• _DIRECTIONS_: Find the string "liên" in the records. Copy every line it appears in.

• _THE INPUT_:
##############################

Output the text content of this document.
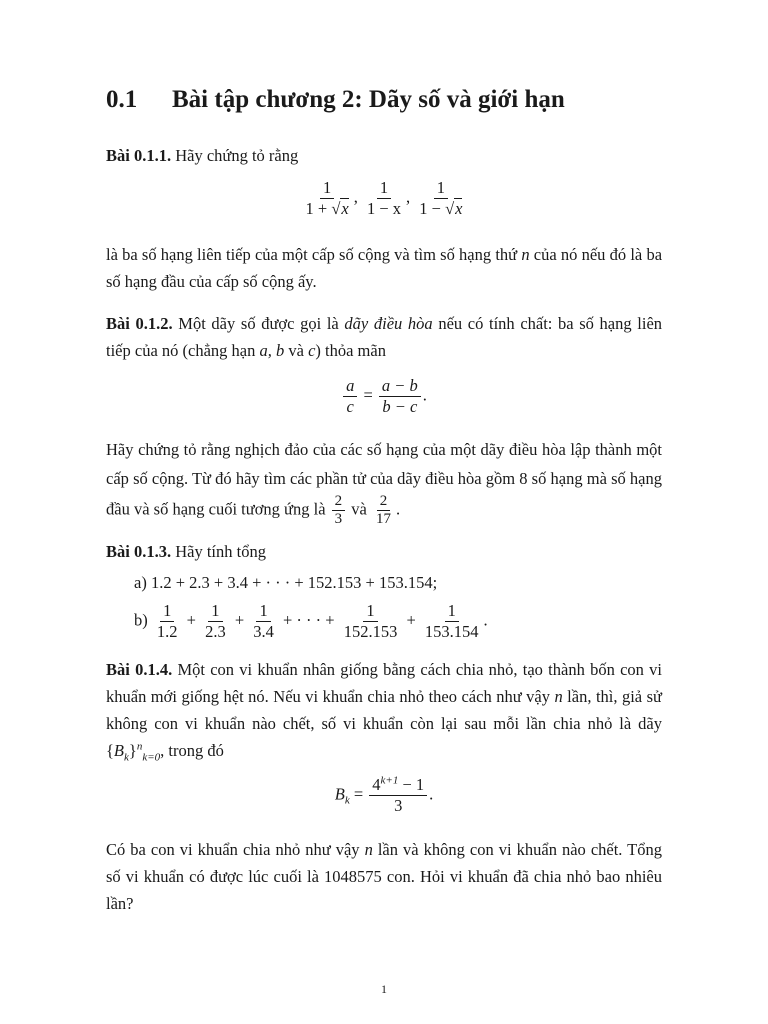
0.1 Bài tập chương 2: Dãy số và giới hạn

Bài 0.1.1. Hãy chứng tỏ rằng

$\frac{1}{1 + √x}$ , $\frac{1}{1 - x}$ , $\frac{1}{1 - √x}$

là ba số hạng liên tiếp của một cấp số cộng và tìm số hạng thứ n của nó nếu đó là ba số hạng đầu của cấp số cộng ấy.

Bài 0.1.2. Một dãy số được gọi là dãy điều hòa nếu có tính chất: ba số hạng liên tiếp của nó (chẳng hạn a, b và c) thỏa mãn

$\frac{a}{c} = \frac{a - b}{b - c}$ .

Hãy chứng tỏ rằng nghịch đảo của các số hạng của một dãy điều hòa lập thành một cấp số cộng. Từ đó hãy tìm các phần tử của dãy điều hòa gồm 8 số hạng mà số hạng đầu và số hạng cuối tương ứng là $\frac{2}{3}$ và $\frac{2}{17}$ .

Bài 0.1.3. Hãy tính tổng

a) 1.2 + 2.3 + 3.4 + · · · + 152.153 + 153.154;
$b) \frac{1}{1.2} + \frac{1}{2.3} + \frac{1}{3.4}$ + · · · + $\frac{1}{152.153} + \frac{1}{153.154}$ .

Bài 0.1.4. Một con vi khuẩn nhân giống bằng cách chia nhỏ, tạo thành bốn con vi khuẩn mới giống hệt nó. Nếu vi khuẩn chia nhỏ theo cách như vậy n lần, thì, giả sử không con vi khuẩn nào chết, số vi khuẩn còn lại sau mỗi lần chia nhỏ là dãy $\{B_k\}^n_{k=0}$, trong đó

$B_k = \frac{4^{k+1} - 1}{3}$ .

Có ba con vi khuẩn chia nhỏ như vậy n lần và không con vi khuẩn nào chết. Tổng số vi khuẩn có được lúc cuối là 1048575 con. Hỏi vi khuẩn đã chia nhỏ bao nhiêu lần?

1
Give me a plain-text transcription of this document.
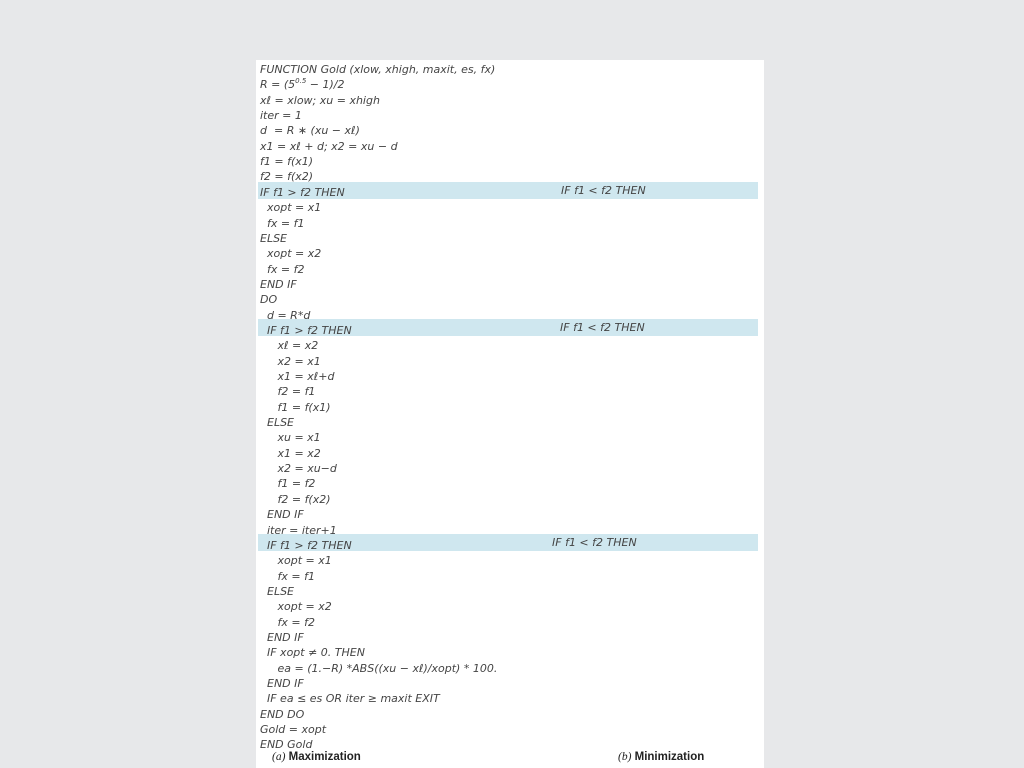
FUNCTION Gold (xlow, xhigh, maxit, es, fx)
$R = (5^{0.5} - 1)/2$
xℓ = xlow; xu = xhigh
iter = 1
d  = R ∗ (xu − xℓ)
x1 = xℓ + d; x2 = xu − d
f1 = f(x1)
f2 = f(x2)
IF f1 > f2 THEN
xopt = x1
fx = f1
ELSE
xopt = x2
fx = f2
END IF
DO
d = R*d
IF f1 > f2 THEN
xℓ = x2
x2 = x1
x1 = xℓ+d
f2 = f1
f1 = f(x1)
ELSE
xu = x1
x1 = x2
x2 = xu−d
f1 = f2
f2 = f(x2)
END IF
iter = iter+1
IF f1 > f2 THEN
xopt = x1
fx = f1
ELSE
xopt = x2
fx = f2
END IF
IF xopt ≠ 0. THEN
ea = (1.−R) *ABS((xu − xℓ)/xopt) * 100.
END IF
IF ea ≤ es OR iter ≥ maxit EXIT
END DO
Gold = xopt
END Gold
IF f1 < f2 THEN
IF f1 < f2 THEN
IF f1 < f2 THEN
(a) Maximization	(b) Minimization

##############################

• _TASK RESPONSE_:
là ba số hạng liên tiếp của một cấp số cộng và tìm số hạng thứ n của nó nếu đó là ba số hạng đầu của cấp số cộng ấy.
Bài 0.1.2. Một dãy số được gọi là dãy điều hòa nếu có tính chất: ba số hạng liên tiếp của nó (chẳng hạn a, b và c) thỏa mãn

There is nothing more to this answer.